__What is needed__. Reproduce all the entries exactly.

## start Record list

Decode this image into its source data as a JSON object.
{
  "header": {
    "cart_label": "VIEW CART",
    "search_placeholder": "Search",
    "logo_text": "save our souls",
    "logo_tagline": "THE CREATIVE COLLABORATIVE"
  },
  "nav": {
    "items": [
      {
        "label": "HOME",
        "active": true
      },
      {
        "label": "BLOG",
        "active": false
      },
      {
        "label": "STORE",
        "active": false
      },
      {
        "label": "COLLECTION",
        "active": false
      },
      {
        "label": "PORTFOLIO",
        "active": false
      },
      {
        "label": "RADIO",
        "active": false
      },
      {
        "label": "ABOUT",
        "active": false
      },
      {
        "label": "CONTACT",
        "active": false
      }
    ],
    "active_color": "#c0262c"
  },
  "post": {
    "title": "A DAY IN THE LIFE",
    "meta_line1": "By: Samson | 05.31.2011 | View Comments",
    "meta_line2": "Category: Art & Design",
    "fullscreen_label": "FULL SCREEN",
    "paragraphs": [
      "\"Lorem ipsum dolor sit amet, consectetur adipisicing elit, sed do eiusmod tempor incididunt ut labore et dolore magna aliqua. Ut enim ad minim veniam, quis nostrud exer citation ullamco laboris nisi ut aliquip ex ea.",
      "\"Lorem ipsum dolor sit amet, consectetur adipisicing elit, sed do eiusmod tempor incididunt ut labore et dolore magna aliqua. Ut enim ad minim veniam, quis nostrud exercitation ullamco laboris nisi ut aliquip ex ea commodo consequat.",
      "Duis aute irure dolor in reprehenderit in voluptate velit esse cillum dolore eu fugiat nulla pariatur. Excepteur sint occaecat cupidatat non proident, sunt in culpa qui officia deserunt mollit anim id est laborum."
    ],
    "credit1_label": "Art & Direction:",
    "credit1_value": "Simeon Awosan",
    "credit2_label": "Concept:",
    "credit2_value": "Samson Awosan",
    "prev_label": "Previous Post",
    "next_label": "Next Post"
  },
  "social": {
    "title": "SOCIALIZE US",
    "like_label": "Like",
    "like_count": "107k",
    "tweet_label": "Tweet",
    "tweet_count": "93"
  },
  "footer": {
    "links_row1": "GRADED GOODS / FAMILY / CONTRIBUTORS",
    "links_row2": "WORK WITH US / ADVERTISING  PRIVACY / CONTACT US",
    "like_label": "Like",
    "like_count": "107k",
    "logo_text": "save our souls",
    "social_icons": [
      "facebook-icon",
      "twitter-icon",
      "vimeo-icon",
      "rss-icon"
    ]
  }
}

## end Record list

__In response__.
Decode this image into its source data as a JSON object.
{
  "header": {
    "cart_label": "VIEW CART",
    "search_placeholder": "Search",
    "logo_text": "save our souls",
    "logo_tagline": "THE CREATIVE COLLABORATIVE"
  },
  "nav": {
    "items": [
      {
        "label": "HOME",
        "active": true
      },
      {
        "label": "BLOG",
        "active": false
      },
      {
        "label": "STORE",
        "active": false
      },
      {
        "label": "COLLECTION",
        "active": false
      },
      {
        "label": "PORTFOLIO",
        "active": false
      },
      {
        "label": "RADIO",
        "active": false
      },
      {
        "label": "ABOUT",
        "active": false
      },
      {
        "label": "CONTACT",
        "active": false
      }
    ],
    "active_color": "#c0262c"
  },
  "post": {
    "title": "A DAY IN THE LIFE",
    "meta_line1": "By: Samson | 05.31.2011 | View Comments",
    "meta_line2": "Category: Art & Design",
    "fullscreen_label": "FULL SCREEN",
    "paragraphs": [
      "\"Lorem ipsum dolor sit amet, consectetur adipisicing elit, sed do eiusmod tempor incididunt ut labore et dolore magna aliqua. Ut enim ad minim veniam, quis nostrud exer citation ullamco laboris nisi ut aliquip ex ea.",
      "\"Lorem ipsum dolor sit amet, consectetur adipisicing elit, sed do eiusmod tempor incididunt ut labore et dolore magna aliqua. Ut enim ad minim veniam, quis nostrud exercitation ullamco laboris nisi ut aliquip ex ea commodo consequat.",
      "Duis aute irure dolor in reprehenderit in voluptate velit esse cillum dolore eu fugiat nulla pariatur. Excepteur sint occaecat cupidatat non proident, sunt in culpa qui officia deserunt mollit anim id est laborum."
    ],
    "credit1_label": "Art & Direction:",
    "credit1_value": "Simeon Awosan",
    "credit2_label": "Concept:",
    "credit2_value": "Samson Awosan",
    "prev_label": "Previous Post",
    "next_label": "Next Post"
  },
  "social": {
    "title": "SOCIALIZE US",
    "like_label": "Like",
    "like_count": "107k",
    "tweet_label": "Tweet",
    "tweet_count": "93"
  },
  "footer": {
    "links_row1": "GRADED GOODS / FAMILY / CONTRIBUTORS",
    "links_row2": "WORK WITH US / ADVERTISING  PRIVACY / CONTACT US",
    "like_label": "Like",
    "like_count": "107k",
    "logo_text": "save our souls",
    "social_icons": [
      "facebook-icon",
      "twitter-icon",
      "vimeo-icon",
      "rss-icon"
    ]
  }
}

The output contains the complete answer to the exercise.